* _AVAILABLE RECORDS_
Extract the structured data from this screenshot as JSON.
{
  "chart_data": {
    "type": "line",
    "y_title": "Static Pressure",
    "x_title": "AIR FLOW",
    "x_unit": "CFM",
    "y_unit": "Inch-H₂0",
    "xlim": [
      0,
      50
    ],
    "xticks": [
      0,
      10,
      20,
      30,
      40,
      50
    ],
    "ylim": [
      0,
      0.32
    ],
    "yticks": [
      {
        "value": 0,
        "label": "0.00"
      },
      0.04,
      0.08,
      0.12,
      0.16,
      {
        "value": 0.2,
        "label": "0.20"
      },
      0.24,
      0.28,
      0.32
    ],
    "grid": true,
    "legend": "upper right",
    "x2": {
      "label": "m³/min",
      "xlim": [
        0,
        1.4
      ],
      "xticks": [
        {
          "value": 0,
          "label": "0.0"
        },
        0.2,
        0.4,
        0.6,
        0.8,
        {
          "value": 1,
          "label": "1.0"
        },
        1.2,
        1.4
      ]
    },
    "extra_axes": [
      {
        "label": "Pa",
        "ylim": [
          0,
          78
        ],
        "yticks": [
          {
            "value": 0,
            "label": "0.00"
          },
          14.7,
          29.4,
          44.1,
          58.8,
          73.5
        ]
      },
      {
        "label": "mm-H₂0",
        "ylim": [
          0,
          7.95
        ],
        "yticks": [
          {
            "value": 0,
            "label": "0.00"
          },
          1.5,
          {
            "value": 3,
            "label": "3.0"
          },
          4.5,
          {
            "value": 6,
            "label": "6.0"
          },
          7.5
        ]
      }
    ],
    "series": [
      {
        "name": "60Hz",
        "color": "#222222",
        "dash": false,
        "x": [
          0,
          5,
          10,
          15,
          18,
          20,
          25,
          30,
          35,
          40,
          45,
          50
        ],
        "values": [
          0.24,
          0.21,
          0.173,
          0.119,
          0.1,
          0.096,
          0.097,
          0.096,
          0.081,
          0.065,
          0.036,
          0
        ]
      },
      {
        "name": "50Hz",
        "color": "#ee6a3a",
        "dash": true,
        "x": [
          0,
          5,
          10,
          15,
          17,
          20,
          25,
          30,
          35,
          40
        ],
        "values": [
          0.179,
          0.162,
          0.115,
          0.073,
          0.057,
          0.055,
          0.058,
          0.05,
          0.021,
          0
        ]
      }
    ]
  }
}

* _GOAL_
Output all records verbatim.

* _FULL SOLUTION_
Extract the structured data from this screenshot as JSON.
{
  "chart_data": {
    "type": "line",
    "y_title": "Static Pressure",
    "x_title": "AIR FLOW",
    "x_unit": "CFM",
    "y_unit": "Inch-H₂0",
    "xlim": [
      0,
      50
    ],
    "xticks": [
      0,
      10,
      20,
      30,
      40,
      50
    ],
    "ylim": [
      0,
      0.32
    ],
    "yticks": [
      {
        "value": 0,
        "label": "0.00"
      },
      0.04,
      0.08,
      0.12,
      0.16,
      {
        "value": 0.2,
        "label": "0.20"
      },
      0.24,
      0.28,
      0.32
    ],
    "grid": true,
    "legend": "upper right",
    "x2": {
      "label": "m³/min",
      "xlim": [
        0,
        1.4
      ],
      "xticks": [
        {
          "value": 0,
          "label": "0.0"
        },
        0.2,
        0.4,
        0.6,
        0.8,
        {
          "value": 1,
          "label": "1.0"
        },
        1.2,
        1.4
      ]
    },
    "extra_axes": [
      {
        "label": "Pa",
        "ylim": [
          0,
          78
        ],
        "yticks": [
          {
            "value": 0,
            "label": "0.00"
          },
          14.7,
          29.4,
          44.1,
          58.8,
          73.5
        ]
      },
      {
        "label": "mm-H₂0",
        "ylim": [
          0,
          7.95
        ],
        "yticks": [
          {
            "value": 0,
            "label": "0.00"
          },
          1.5,
          {
            "value": 3,
            "label": "3.0"
          },
          4.5,
          {
            "value": 6,
            "label": "6.0"
          },
          7.5
        ]
      }
    ],
    "series": [
      {
        "name": "60Hz",
        "color": "#222222",
        "dash": false,
        "x": [
          0,
          5,
          10,
          15,
          18,
          20,
          25,
          30,
          35,
          40,
          45,
          50
        ],
        "values": [
          0.24,
          0.21,
          0.173,
          0.119,
          0.1,
          0.096,
          0.097,
          0.096,
          0.081,
          0.065,
          0.036,
          0
        ]
      },
      {
        "name": "50Hz",
        "color": "#ee6a3a",
        "dash": true,
        "x": [
          0,
          5,
          10,
          15,
          17,
          20,
          25,
          30,
          35,
          40
        ],
        "values": [
          0.179,
          0.162,
          0.115,
          0.073,
          0.057,
          0.055,
          0.058,
          0.05,
          0.021,
          0
        ]
      }
    ]
  }
}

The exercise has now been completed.